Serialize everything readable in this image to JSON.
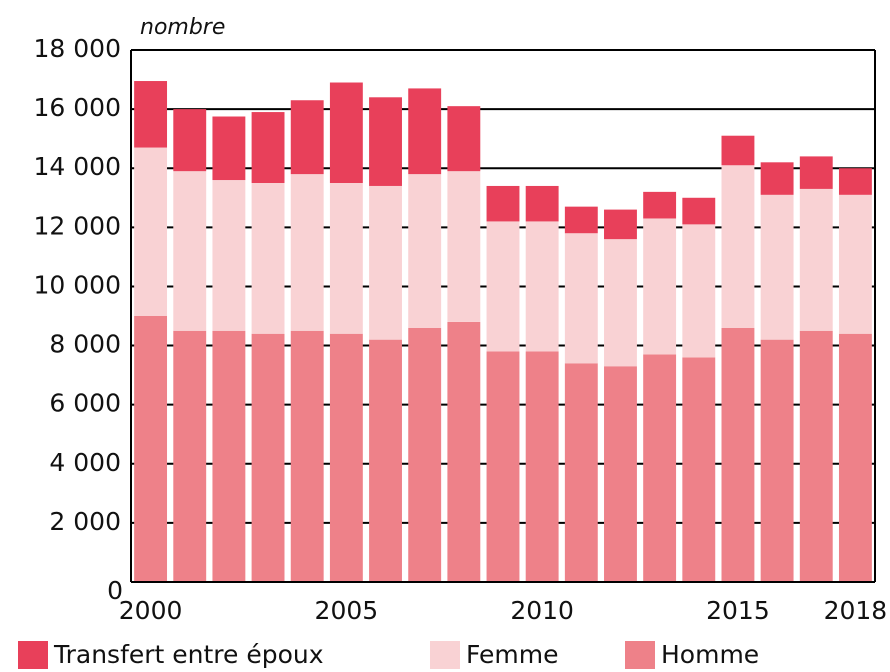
{
  "chart_data": {
    "type": "stacked_bar",
    "y_axis_label": "nombre",
    "categories": [
      "2000",
      null,
      null,
      null,
      null,
      "2005",
      null,
      null,
      null,
      null,
      "2010",
      null,
      null,
      null,
      null,
      "2015",
      null,
      null,
      "2018"
    ],
    "series": [
      {
        "name": "Transfert entre époux",
        "color": "#e8405a",
        "values": [
          2250,
          2100,
          2150,
          2400,
          2500,
          3400,
          3000,
          2900,
          2200,
          1200,
          1200,
          900,
          1000,
          900,
          900,
          1000,
          1100,
          1100,
          900
        ]
      },
      {
        "name": "Femme",
        "color": "#f9d2d4",
        "values": [
          5700,
          5400,
          5100,
          5100,
          5300,
          5100,
          5200,
          5200,
          5100,
          4400,
          4400,
          4400,
          4300,
          4600,
          4500,
          5500,
          4900,
          4800,
          4700
        ]
      },
      {
        "name": "Homme",
        "color": "#ee8189",
        "values": [
          9000,
          8500,
          8500,
          8400,
          8500,
          8400,
          8200,
          8600,
          8800,
          7800,
          7800,
          7400,
          7300,
          7700,
          7600,
          8600,
          8200,
          8500,
          8400
        ]
      }
    ],
    "ylim": [
      0,
      18000
    ],
    "yticks": [
      0,
      {
        "value": 2000,
        "label": "2 000"
      },
      {
        "value": 4000,
        "label": "4 000"
      },
      {
        "value": 6000,
        "label": "6 000"
      },
      {
        "value": 8000,
        "label": "8 000"
      },
      {
        "value": 10000,
        "label": "10 000"
      },
      {
        "value": 12000,
        "label": "12 000"
      },
      {
        "value": 14000,
        "label": "14 000"
      },
      {
        "value": 16000,
        "label": "16 000"
      },
      {
        "value": 18000,
        "label": "18 000"
      }
    ],
    "grid": true
  }
}
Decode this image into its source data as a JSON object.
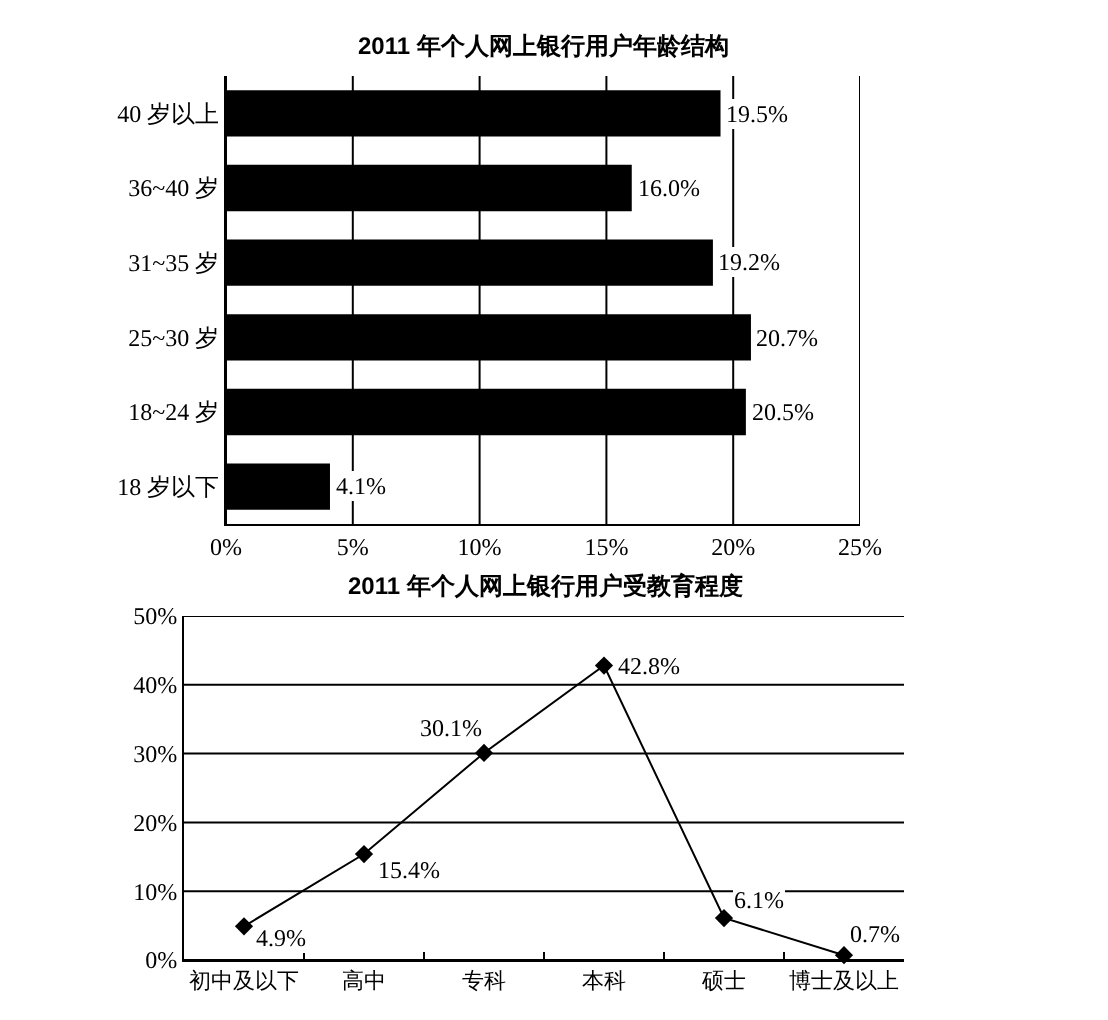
{
  "chart_data": [
    {
      "type": "bar",
      "orientation": "horizontal",
      "title": "2011 年个人网上银行用户年龄结构",
      "categories": [
        "40 岁以上",
        "36~40 岁",
        "31~35 岁",
        "25~30 岁",
        "18~24 岁",
        "18 岁以下"
      ],
      "values": [
        19.5,
        16.0,
        19.2,
        20.7,
        20.5,
        4.1
      ],
      "value_labels": [
        "19.5%",
        "16.0%",
        "19.2%",
        "20.7%",
        "20.5%",
        "4.1%"
      ],
      "color": "#000000",
      "xlim": [
        0,
        25
      ],
      "xticks": [
        {
          "value": 0,
          "label": "0%"
        },
        {
          "value": 5,
          "label": "5%"
        },
        {
          "value": 10,
          "label": "10%"
        },
        {
          "value": 15,
          "label": "15%"
        },
        {
          "value": 20,
          "label": "20%"
        },
        {
          "value": 25,
          "label": "25%"
        }
      ],
      "grid": "x"
    },
    {
      "type": "line",
      "title": "2011 年个人网上银行用户受教育程度",
      "categories": [
        "初中及以下",
        "高中",
        "专科",
        "本科",
        "硕士",
        "博士及以上"
      ],
      "values": [
        4.9,
        15.4,
        30.1,
        42.8,
        6.1,
        0.7
      ],
      "value_labels": [
        "4.9%",
        "15.4%",
        "30.1%",
        "42.8%",
        "6.1%",
        "0.7%"
      ],
      "color": "#000000",
      "marker": "diamond",
      "line_style": "solid",
      "ylim": [
        0,
        50
      ],
      "yticks": [
        {
          "value": 0,
          "label": "0%"
        },
        {
          "value": 10,
          "label": "10%"
        },
        {
          "value": 20,
          "label": "20%"
        },
        {
          "value": 30,
          "label": "30%"
        },
        {
          "value": 40,
          "label": "40%"
        },
        {
          "value": 50,
          "label": "50%"
        }
      ],
      "grid": "y"
    }
  ]
}
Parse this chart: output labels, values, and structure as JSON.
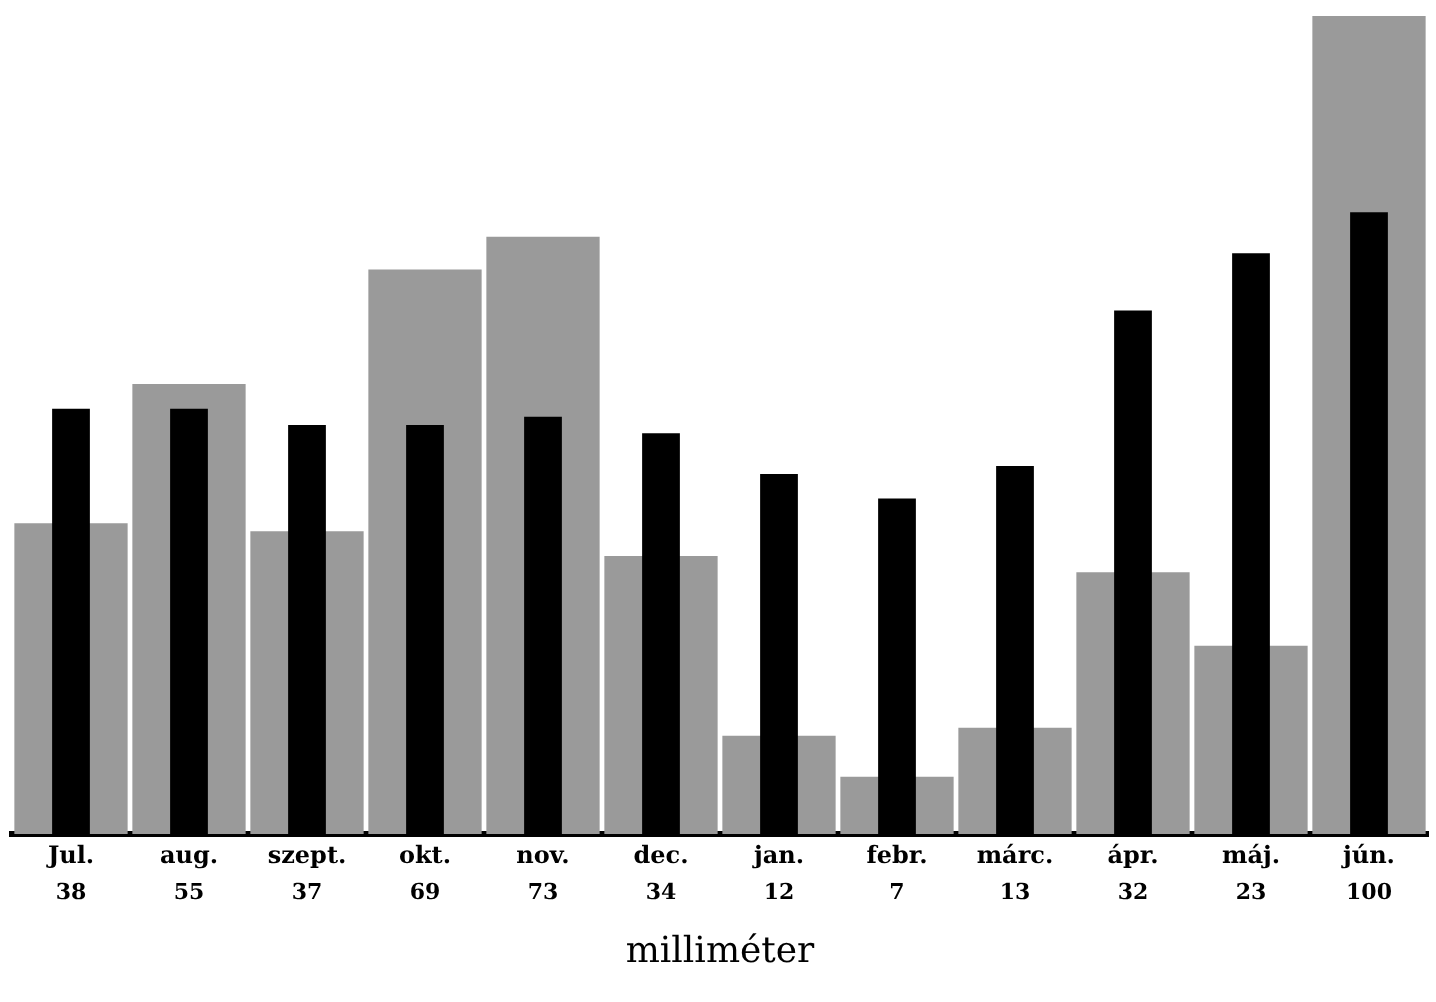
{
  "chart_data": {
    "type": "bar",
    "xlabel": "milliméter",
    "categories": [
      "Jul.",
      "aug.",
      "szept.",
      "okt.",
      "nov.",
      "dec.",
      "jan.",
      "febr.",
      "márc.",
      "ápr.",
      "máj.",
      "jún."
    ],
    "series": [
      {
        "color": "#9a9a9a",
        "values": [
          38,
          55,
          37,
          69,
          73,
          34,
          12,
          7,
          13,
          32,
          23,
          100
        ],
        "value_labels": [
          "38",
          "55",
          "37",
          "69",
          "73",
          "34",
          "12",
          "7",
          "13",
          "32",
          "23",
          "100"
        ]
      },
      {
        "color": "#000000",
        "values": [
          52,
          52,
          50,
          50,
          51,
          49,
          44,
          41,
          45,
          64,
          71,
          76
        ]
      }
    ],
    "legend": false,
    "grid": false
  }
}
== == ==
* **Task brief**:
Tally the lines in the entries above that hold the word "title". Reply with nothing but that count.

* **Complete output**:
2